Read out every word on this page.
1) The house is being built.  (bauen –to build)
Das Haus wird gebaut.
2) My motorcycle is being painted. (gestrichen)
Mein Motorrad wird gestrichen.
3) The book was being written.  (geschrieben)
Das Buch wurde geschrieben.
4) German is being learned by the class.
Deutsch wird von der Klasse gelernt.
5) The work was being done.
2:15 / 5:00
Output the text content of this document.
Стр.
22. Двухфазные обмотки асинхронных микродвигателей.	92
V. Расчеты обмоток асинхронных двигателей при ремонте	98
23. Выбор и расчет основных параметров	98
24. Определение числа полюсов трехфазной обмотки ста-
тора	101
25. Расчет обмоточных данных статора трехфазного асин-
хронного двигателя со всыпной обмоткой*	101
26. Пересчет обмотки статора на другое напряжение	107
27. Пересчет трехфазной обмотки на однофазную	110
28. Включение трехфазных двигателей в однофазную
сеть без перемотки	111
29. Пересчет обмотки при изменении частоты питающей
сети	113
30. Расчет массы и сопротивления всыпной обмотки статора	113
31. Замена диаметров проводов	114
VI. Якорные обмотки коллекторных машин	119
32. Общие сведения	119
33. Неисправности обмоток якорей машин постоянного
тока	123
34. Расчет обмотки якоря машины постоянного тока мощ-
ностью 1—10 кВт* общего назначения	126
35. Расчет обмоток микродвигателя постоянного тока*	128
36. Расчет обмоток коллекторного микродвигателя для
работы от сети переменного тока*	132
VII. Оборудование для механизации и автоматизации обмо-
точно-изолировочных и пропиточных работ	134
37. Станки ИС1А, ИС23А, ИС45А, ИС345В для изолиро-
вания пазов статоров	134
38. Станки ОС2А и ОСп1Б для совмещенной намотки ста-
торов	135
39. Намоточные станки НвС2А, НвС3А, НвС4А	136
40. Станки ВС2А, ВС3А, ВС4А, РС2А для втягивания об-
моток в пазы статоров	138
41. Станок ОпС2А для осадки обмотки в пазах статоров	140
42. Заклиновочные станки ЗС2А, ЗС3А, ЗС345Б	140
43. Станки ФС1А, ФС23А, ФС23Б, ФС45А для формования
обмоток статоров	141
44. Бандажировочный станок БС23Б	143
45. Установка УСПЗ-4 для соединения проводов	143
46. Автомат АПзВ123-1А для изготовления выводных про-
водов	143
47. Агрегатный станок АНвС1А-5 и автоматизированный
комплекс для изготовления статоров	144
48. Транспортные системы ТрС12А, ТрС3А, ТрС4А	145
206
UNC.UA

------

> Brief:
Every line of the records above needs to be given again exactly.

> Solution:
Read out every word on this page.
1) The house is being built.  (bauen –to build)
Das Haus wird gebaut.
2) My motorcycle is being painted. (gestrichen)
Mein Motorrad wird gestrichen.
3) The book was being written.  (geschrieben)
Das Buch wurde geschrieben.
4) German is being learned by the class.
Deutsch wird von der Klasse gelernt.
5) The work was being done.
2:15 / 5:00
Output the text content of this document.
Стр.
22. Двухфазные обмотки асинхронных микродвигателей.	92
V. Расчеты обмоток асинхронных двигателей при ремонте	98
23. Выбор и расчет основных параметров	98
24. Определение числа полюсов трехфазной обмотки ста-
тора	101
25. Расчет обмоточных данных статора трехфазного асин-
хронного двигателя со всыпной обмоткой*	101
26. Пересчет обмотки статора на другое напряжение	107
27. Пересчет трехфазной обмотки на однофазную	110
28. Включение трехфазных двигателей в однофазную
сеть без перемотки	111
29. Пересчет обмотки при изменении частоты питающей
сети	113
30. Расчет массы и сопротивления всыпной обмотки статора	113
31. Замена диаметров проводов	114
VI. Якорные обмотки коллекторных машин	119
32. Общие сведения	119
33. Неисправности обмоток якорей машин постоянного
тока	123
34. Расчет обмотки якоря машины постоянного тока мощ-
ностью 1—10 кВт* общего назначения	126
35. Расчет обмоток микродвигателя постоянного тока*	128
36. Расчет обмоток коллекторного микродвигателя для
работы от сети переменного тока*	132
VII. Оборудование для механизации и автоматизации обмо-
точно-изолировочных и пропиточных работ	134
37. Станки ИС1А, ИС23А, ИС45А, ИС345В для изолиро-
вания пазов статоров	134
38. Станки ОС2А и ОСп1Б для совмещенной намотки ста-
торов	135
39. Намоточные станки НвС2А, НвС3А, НвС4А	136
40. Станки ВС2А, ВС3А, ВС4А, РС2А для втягивания об-
моток в пазы статоров	138
41. Станок ОпС2А для осадки обмотки в пазах статоров	140
42. Заклиновочные станки ЗС2А, ЗС3А, ЗС345Б	140
43. Станки ФС1А, ФС23А, ФС23Б, ФС45А для формования
обмоток статоров	141
44. Бандажировочный станок БС23Б	143
45. Установка УСПЗ-4 для соединения проводов	143
46. Автомат АПзВ123-1А для изготовления выводных про-
водов	143
47. Агрегатный станок АНвС1А-5 и автоматизированный
комплекс для изготовления статоров	144
48. Транспортные системы ТрС12А, ТрС3А, ТрС4А	145
206
UNC.UA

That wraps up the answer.